To do: Copy every line of the listing that holds the string "Locomotion".

Records from a collection:
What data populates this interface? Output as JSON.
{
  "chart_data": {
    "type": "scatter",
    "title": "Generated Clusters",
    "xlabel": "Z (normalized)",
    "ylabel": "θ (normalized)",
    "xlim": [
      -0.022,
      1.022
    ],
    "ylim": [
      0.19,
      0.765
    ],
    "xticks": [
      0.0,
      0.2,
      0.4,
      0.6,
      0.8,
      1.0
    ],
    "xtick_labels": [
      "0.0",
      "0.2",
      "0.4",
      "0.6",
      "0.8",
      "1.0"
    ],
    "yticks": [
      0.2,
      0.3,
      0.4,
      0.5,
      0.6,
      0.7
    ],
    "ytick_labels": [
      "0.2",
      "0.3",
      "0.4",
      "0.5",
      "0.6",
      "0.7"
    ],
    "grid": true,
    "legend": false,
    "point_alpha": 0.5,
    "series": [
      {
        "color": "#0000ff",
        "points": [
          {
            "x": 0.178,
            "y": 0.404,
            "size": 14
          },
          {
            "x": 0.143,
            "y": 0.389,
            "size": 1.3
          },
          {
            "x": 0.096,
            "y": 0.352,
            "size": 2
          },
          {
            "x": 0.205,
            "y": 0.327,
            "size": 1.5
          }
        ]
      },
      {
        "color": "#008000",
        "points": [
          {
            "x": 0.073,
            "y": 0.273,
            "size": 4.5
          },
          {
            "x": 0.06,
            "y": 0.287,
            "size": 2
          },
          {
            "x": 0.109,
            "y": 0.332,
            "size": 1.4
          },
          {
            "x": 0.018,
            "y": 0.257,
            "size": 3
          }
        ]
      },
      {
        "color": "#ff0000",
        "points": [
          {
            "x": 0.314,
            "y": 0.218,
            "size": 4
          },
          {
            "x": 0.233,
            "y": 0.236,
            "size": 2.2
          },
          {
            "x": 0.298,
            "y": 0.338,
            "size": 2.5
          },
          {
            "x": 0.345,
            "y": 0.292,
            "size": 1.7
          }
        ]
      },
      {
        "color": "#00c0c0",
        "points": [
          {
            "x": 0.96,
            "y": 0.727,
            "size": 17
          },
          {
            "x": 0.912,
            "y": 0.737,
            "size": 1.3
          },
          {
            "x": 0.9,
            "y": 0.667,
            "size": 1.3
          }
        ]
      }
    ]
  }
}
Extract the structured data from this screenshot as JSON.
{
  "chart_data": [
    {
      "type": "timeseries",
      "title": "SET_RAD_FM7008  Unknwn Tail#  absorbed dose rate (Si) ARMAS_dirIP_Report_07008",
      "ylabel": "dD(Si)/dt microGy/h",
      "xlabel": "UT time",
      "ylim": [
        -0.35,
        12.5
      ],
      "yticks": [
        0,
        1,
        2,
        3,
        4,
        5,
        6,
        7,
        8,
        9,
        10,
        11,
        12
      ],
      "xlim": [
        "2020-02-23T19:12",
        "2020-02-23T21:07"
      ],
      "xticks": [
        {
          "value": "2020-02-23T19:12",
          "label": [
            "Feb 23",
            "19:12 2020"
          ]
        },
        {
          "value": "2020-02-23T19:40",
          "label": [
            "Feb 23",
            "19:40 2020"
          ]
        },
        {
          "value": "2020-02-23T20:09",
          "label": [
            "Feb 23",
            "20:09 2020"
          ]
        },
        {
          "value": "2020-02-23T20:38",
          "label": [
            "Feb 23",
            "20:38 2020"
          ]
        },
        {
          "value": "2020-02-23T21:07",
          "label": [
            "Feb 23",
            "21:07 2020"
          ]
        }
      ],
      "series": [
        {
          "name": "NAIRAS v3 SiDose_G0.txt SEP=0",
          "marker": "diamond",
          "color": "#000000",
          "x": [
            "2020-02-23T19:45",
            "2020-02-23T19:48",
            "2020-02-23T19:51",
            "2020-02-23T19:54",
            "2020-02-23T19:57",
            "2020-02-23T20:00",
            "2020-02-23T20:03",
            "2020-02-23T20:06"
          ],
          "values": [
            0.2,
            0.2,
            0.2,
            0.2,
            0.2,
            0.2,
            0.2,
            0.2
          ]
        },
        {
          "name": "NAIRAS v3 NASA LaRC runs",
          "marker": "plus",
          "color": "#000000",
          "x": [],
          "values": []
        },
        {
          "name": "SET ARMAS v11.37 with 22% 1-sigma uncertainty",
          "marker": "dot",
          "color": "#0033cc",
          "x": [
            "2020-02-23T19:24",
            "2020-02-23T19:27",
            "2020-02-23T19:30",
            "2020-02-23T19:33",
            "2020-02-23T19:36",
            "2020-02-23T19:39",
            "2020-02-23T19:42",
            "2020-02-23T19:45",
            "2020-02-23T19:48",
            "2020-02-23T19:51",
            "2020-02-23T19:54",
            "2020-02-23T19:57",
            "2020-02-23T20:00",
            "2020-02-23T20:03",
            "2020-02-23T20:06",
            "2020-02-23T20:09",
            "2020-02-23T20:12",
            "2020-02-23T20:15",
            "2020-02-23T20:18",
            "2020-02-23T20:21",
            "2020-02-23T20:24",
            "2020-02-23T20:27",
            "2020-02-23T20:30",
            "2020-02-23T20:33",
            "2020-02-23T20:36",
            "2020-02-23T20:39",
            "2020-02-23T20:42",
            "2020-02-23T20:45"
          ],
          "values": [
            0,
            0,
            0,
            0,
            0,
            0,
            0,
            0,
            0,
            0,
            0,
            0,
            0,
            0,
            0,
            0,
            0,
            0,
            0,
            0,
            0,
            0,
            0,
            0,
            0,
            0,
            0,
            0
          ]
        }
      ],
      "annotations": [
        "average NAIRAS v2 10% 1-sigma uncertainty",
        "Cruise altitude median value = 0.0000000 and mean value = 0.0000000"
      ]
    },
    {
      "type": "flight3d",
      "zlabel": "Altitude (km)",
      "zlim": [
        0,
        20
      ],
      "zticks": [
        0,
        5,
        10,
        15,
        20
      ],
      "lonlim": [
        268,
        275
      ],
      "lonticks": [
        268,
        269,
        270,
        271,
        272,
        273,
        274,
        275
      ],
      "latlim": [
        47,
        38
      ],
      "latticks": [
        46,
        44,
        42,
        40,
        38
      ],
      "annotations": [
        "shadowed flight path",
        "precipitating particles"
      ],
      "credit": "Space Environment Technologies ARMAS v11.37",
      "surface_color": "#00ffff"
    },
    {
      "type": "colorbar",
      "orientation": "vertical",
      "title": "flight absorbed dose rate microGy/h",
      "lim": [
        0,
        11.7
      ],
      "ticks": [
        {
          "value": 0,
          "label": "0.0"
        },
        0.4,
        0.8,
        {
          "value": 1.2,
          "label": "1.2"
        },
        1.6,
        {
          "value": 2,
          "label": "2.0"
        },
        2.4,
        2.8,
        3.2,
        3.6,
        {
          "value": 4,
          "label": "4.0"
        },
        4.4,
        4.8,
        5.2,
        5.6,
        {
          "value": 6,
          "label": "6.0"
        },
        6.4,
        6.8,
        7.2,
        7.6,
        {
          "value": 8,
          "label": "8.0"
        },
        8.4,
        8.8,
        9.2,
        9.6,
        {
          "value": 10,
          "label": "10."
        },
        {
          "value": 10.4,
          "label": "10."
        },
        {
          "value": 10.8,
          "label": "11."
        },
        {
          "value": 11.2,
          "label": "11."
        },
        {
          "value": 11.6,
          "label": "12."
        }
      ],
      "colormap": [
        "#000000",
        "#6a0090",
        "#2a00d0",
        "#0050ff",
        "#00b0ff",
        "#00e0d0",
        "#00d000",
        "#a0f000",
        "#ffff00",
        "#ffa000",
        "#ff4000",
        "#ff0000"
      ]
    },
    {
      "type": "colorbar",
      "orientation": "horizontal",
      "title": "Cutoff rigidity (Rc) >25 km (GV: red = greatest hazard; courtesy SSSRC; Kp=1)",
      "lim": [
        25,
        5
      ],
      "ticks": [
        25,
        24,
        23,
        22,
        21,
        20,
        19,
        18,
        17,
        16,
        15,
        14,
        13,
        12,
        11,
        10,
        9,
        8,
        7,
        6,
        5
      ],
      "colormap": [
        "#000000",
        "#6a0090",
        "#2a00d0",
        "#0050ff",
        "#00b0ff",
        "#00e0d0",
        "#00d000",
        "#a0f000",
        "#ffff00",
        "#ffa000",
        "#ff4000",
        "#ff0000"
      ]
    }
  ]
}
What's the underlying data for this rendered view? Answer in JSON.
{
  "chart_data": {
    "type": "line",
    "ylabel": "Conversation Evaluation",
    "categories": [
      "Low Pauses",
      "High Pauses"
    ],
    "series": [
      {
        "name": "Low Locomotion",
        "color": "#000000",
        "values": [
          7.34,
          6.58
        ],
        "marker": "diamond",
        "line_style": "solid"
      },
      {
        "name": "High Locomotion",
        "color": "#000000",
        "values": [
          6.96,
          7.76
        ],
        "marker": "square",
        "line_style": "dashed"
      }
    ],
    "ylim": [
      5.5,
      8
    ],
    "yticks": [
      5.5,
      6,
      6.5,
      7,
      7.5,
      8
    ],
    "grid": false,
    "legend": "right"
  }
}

Exercise response:
        "name": "Low Locomotion",
        "name": "High Locomotion",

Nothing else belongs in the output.